→ **TASK TO CARRY OUT**: Go through the records that follow and tally the lines with "Head" in them; answer with the number alone.

→ **INPUT RECORDS**:

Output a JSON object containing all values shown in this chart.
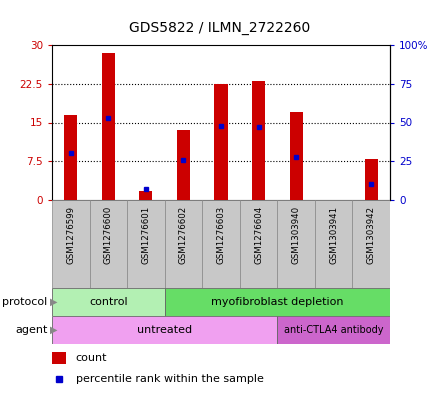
{
  "title": "GDS5822 / ILMN_2722260",
  "samples": [
    "GSM1276599",
    "GSM1276600",
    "GSM1276601",
    "GSM1276602",
    "GSM1276603",
    "GSM1276604",
    "GSM1303940",
    "GSM1303941",
    "GSM1303942"
  ],
  "counts": [
    16.5,
    28.5,
    1.8,
    13.5,
    22.5,
    23.0,
    17.0,
    0.0,
    8.0
  ],
  "percentiles": [
    30,
    53,
    7,
    26,
    48,
    47,
    28,
    0,
    10
  ],
  "ylim_left": [
    0,
    30
  ],
  "ylim_right": [
    0,
    100
  ],
  "yticks_left": [
    0,
    7.5,
    15,
    22.5,
    30
  ],
  "yticks_right": [
    0,
    25,
    50,
    75,
    100
  ],
  "ytick_labels_left": [
    "0",
    "7.5",
    "15",
    "22.5",
    "30"
  ],
  "ytick_labels_right": [
    "0",
    "25",
    "50",
    "75",
    "100%"
  ],
  "bar_color": "#cc0000",
  "dot_color": "#0000cc",
  "bar_width": 0.35,
  "protocol_groups": [
    {
      "label": "control",
      "start": 0,
      "end": 3,
      "color": "#b3f0b3"
    },
    {
      "label": "myofibroblast depletion",
      "start": 3,
      "end": 9,
      "color": "#66dd66"
    }
  ],
  "agent_groups": [
    {
      "label": "untreated",
      "start": 0,
      "end": 6,
      "color": "#f0a0f0"
    },
    {
      "label": "anti-CTLA4 antibody",
      "start": 6,
      "end": 9,
      "color": "#cc66cc"
    }
  ],
  "legend_count_label": "count",
  "legend_percentile_label": "percentile rank within the sample",
  "grid_color": "black",
  "tick_color_left": "#cc0000",
  "tick_color_right": "#0000cc",
  "bg_plot": "#ffffff",
  "bg_label": "#c8c8c8"
}
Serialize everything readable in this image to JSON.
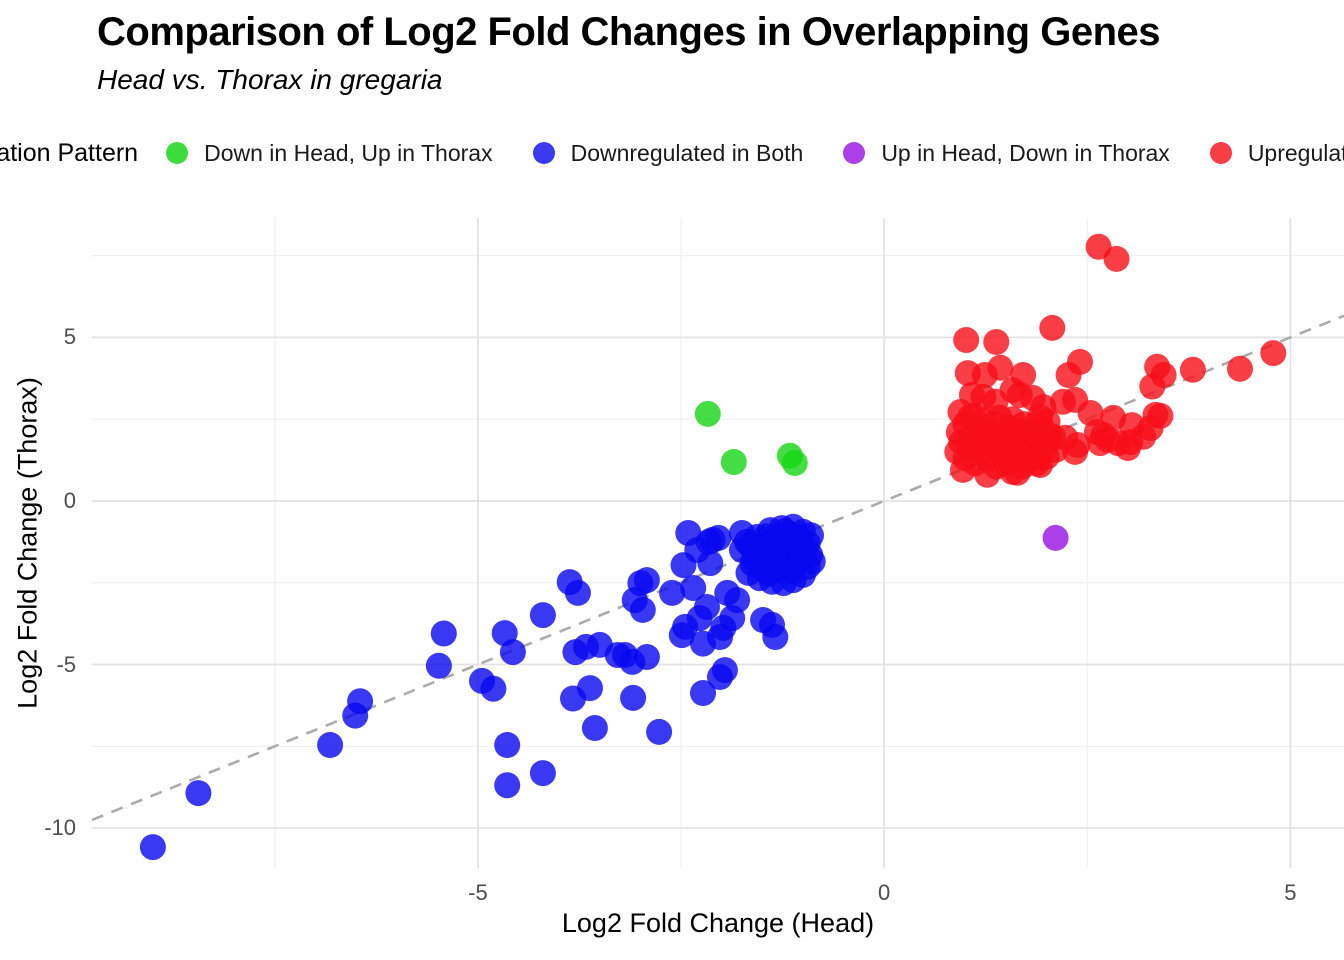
{
  "title": "Comparison of Log2 Fold Changes in Overlapping Genes",
  "subtitle": "Head vs. Thorax in gregaria",
  "legend": {
    "title": "Regulation Pattern",
    "items": [
      {
        "label": "Down in Head, Up in Thorax",
        "color": "#3ddc3d"
      },
      {
        "label": "Downregulated in Both",
        "color": "#3a3af0"
      },
      {
        "label": "Up in Head, Down in Thorax",
        "color": "#ab3fe9"
      },
      {
        "label": "Upregulated in Both",
        "color": "#f93e46"
      }
    ]
  },
  "chart_data": {
    "type": "scatter",
    "title": "Comparison of Log2 Fold Changes in Overlapping Genes",
    "subtitle": "Head vs. Thorax in gregaria",
    "xlabel": "Log2 Fold Change (Head)",
    "ylabel": "Log2 Fold Change (Thorax)",
    "xlim": [
      -9.75,
      5.66
    ],
    "ylim": [
      -11.22,
      8.65
    ],
    "x_major_ticks": [
      -5,
      0,
      5
    ],
    "x_minor_ticks": [
      -7.5,
      -2.5,
      2.5
    ],
    "y_major_ticks": [
      5,
      0,
      -5,
      -10
    ],
    "y_minor_ticks": [
      7.5,
      2.5,
      -2.5,
      -7.5
    ],
    "grid": true,
    "legend_position": "top",
    "point_alpha": 0.8,
    "point_radius_px": 13,
    "identity_line": {
      "style": "dashed",
      "color": "#ababab",
      "from": [
        -9.75,
        -9.75
      ],
      "to": [
        5.66,
        5.66
      ]
    },
    "series": [
      {
        "name": "Down in Head, Up in Thorax",
        "color": "#15d615",
        "points": [
          [
            -2.17,
            2.66
          ],
          [
            -1.85,
            1.19
          ],
          [
            -1.16,
            1.38
          ],
          [
            -1.1,
            1.16
          ]
        ]
      },
      {
        "name": "Downregulated in Both",
        "color": "#0808f0",
        "points": [
          [
            -9.0,
            -10.58
          ],
          [
            -8.44,
            -8.93
          ],
          [
            -6.82,
            -7.46
          ],
          [
            -6.51,
            -6.56
          ],
          [
            -6.45,
            -6.12
          ],
          [
            -5.48,
            -5.04
          ],
          [
            -5.42,
            -4.05
          ],
          [
            -4.95,
            -5.5
          ],
          [
            -4.81,
            -5.74
          ],
          [
            -4.67,
            -4.04
          ],
          [
            -4.64,
            -7.46
          ],
          [
            -4.64,
            -8.69
          ],
          [
            -4.57,
            -4.62
          ],
          [
            -4.2,
            -8.32
          ],
          [
            -4.2,
            -3.49
          ],
          [
            -3.87,
            -2.48
          ],
          [
            -3.83,
            -6.04
          ],
          [
            -3.8,
            -4.62
          ],
          [
            -3.77,
            -2.81
          ],
          [
            -3.67,
            -4.46
          ],
          [
            -3.62,
            -5.72
          ],
          [
            -3.56,
            -6.94
          ],
          [
            -3.5,
            -4.4
          ],
          [
            -3.28,
            -4.71
          ],
          [
            -3.19,
            -4.71
          ],
          [
            -3.1,
            -4.92
          ],
          [
            -3.09,
            -6.02
          ],
          [
            -3.07,
            -3.03
          ],
          [
            -3.0,
            -2.51
          ],
          [
            -2.97,
            -3.33
          ],
          [
            -2.92,
            -4.77
          ],
          [
            -2.92,
            -2.42
          ],
          [
            -2.77,
            -7.06
          ],
          [
            -2.61,
            -2.81
          ],
          [
            -2.49,
            -4.1
          ],
          [
            -2.47,
            -1.96
          ],
          [
            -2.45,
            -3.85
          ],
          [
            -2.41,
            -0.98
          ],
          [
            -2.35,
            -2.66
          ],
          [
            -2.3,
            -1.5
          ],
          [
            -2.27,
            -3.58
          ],
          [
            -2.23,
            -5.87
          ],
          [
            -2.23,
            -4.36
          ],
          [
            -2.18,
            -3.24
          ],
          [
            -2.16,
            -1.25
          ],
          [
            -2.14,
            -1.9
          ],
          [
            -2.11,
            -1.19
          ],
          [
            -2.04,
            -1.13
          ],
          [
            -2.02,
            -5.38
          ],
          [
            -2.02,
            -4.16
          ],
          [
            -1.98,
            -3.88
          ],
          [
            -1.96,
            -5.17
          ],
          [
            -1.93,
            -2.81
          ],
          [
            -1.87,
            -3.58
          ],
          [
            -1.81,
            -3.03
          ],
          [
            -1.49,
            -3.64
          ],
          [
            -1.38,
            -3.79
          ],
          [
            -1.34,
            -4.16
          ],
          [
            -1.75,
            -0.98
          ],
          [
            -1.69,
            -1.25
          ],
          [
            -1.56,
            -1.1
          ],
          [
            -1.4,
            -0.89
          ],
          [
            -1.26,
            -0.83
          ],
          [
            -1.12,
            -0.79
          ],
          [
            -1.0,
            -0.94
          ],
          [
            -0.94,
            -1.29
          ],
          [
            -0.91,
            -1.65
          ],
          [
            -0.94,
            -2.01
          ],
          [
            -1.0,
            -2.26
          ],
          [
            -1.12,
            -2.42
          ],
          [
            -1.24,
            -2.51
          ],
          [
            -1.38,
            -2.47
          ],
          [
            -1.53,
            -2.36
          ],
          [
            -1.67,
            -2.2
          ],
          [
            -1.75,
            -1.5
          ],
          [
            -1.6,
            -1.75
          ],
          [
            -1.45,
            -1.6
          ],
          [
            -1.3,
            -1.45
          ],
          [
            -1.15,
            -1.3
          ],
          [
            -1.05,
            -1.55
          ],
          [
            -1.2,
            -1.8
          ],
          [
            -1.35,
            -1.95
          ],
          [
            -1.5,
            -2.05
          ],
          [
            -1.62,
            -1.92
          ],
          [
            -1.48,
            -1.35
          ],
          [
            -1.33,
            -1.2
          ],
          [
            -1.18,
            -1.05
          ],
          [
            -1.08,
            -1.85
          ],
          [
            -1.25,
            -2.1
          ],
          [
            -1.42,
            -2.22
          ],
          [
            -1.58,
            -1.62
          ],
          [
            -1.28,
            -1.62
          ],
          [
            -1.13,
            -2.15
          ],
          [
            -0.98,
            -1.45
          ],
          [
            -1.05,
            -1.1
          ],
          [
            -1.45,
            -1.08
          ],
          [
            -1.65,
            -1.35
          ],
          [
            -1.22,
            -0.92
          ],
          [
            -0.9,
            -1.05
          ],
          [
            -0.88,
            -1.85
          ],
          [
            -1.02,
            -1.7
          ],
          [
            -1.35,
            -1.7
          ],
          [
            -1.52,
            -1.85
          ]
        ]
      },
      {
        "name": "Up in Head, Down in Thorax",
        "color": "#970fe3",
        "points": [
          [
            2.11,
            -1.13
          ]
        ]
      },
      {
        "name": "Upregulated in Both",
        "color": "#f70e18",
        "points": [
          [
            1.01,
            4.92
          ],
          [
            1.38,
            4.86
          ],
          [
            2.07,
            5.29
          ],
          [
            2.64,
            7.77
          ],
          [
            2.86,
            7.4
          ],
          [
            1.03,
            3.91
          ],
          [
            1.24,
            3.85
          ],
          [
            1.43,
            4.07
          ],
          [
            1.71,
            3.85
          ],
          [
            2.27,
            3.85
          ],
          [
            2.41,
            4.25
          ],
          [
            3.36,
            4.1
          ],
          [
            3.44,
            3.85
          ],
          [
            3.8,
            4.01
          ],
          [
            4.38,
            4.04
          ],
          [
            4.79,
            4.52
          ],
          [
            1.08,
            3.24
          ],
          [
            1.22,
            3.18
          ],
          [
            1.37,
            3.03
          ],
          [
            1.58,
            3.39
          ],
          [
            1.67,
            3.24
          ],
          [
            1.83,
            3.15
          ],
          [
            1.92,
            2.57
          ],
          [
            1.96,
            2.87
          ],
          [
            2.01,
            2.42
          ],
          [
            2.2,
            3.03
          ],
          [
            2.35,
            3.09
          ],
          [
            3.3,
            3.5
          ],
          [
            2.54,
            2.69
          ],
          [
            2.62,
            2.11
          ],
          [
            2.7,
            2.02
          ],
          [
            2.75,
            1.87
          ],
          [
            2.82,
            2.54
          ],
          [
            2.88,
            1.77
          ],
          [
            3.0,
            1.62
          ],
          [
            3.03,
            1.8
          ],
          [
            3.05,
            2.32
          ],
          [
            3.19,
            1.96
          ],
          [
            3.28,
            2.23
          ],
          [
            3.34,
            2.63
          ],
          [
            3.4,
            2.6
          ],
          [
            2.08,
            1.96
          ],
          [
            2.11,
            1.56
          ],
          [
            2.23,
            1.93
          ],
          [
            2.35,
            1.5
          ],
          [
            2.38,
            1.71
          ],
          [
            2.66,
            1.77
          ],
          [
            0.97,
            0.95
          ],
          [
            1.27,
            0.8
          ],
          [
            1.64,
            0.86
          ],
          [
            1.88,
            1.16
          ],
          [
            1.58,
            0.89
          ],
          [
            1.9,
            1.32
          ],
          [
            2.02,
            1.8
          ],
          [
            0.94,
            2.72
          ],
          [
            1.06,
            2.57
          ],
          [
            0.9,
            1.5
          ],
          [
            0.92,
            2.1
          ],
          [
            0.95,
            1.8
          ],
          [
            1.0,
            1.3
          ],
          [
            1.0,
            2.35
          ],
          [
            1.05,
            1.6
          ],
          [
            1.08,
            1.95
          ],
          [
            1.1,
            2.6
          ],
          [
            1.12,
            1.15
          ],
          [
            1.15,
            1.75
          ],
          [
            1.18,
            2.2
          ],
          [
            1.2,
            1.45
          ],
          [
            1.22,
            2.45
          ],
          [
            1.25,
            1.9
          ],
          [
            1.28,
            1.25
          ],
          [
            1.3,
            2.1
          ],
          [
            1.32,
            1.6
          ],
          [
            1.35,
            2.35
          ],
          [
            1.38,
            1.05
          ],
          [
            1.4,
            1.8
          ],
          [
            1.42,
            2.55
          ],
          [
            1.45,
            1.4
          ],
          [
            1.48,
            2.0
          ],
          [
            1.5,
            1.15
          ],
          [
            1.52,
            2.25
          ],
          [
            1.55,
            1.65
          ],
          [
            1.58,
            2.5
          ],
          [
            1.6,
            1.3
          ],
          [
            1.62,
            1.95
          ],
          [
            1.65,
            2.15
          ],
          [
            1.68,
            1.5
          ],
          [
            1.7,
            1.05
          ],
          [
            1.72,
            2.35
          ],
          [
            1.75,
            1.75
          ],
          [
            1.78,
            1.25
          ],
          [
            1.8,
            2.05
          ],
          [
            1.82,
            1.55
          ],
          [
            1.85,
            2.3
          ],
          [
            1.88,
            1.4
          ],
          [
            1.9,
            1.9
          ],
          [
            1.92,
            1.1
          ],
          [
            1.95,
            2.2
          ],
          [
            1.98,
            1.6
          ],
          [
            2.0,
            1.35
          ],
          [
            2.02,
            2.0
          ],
          [
            1.35,
            1.72
          ],
          [
            1.47,
            1.62
          ],
          [
            1.52,
            1.38
          ]
        ]
      }
    ]
  }
}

→ **TASK RESULT**: 7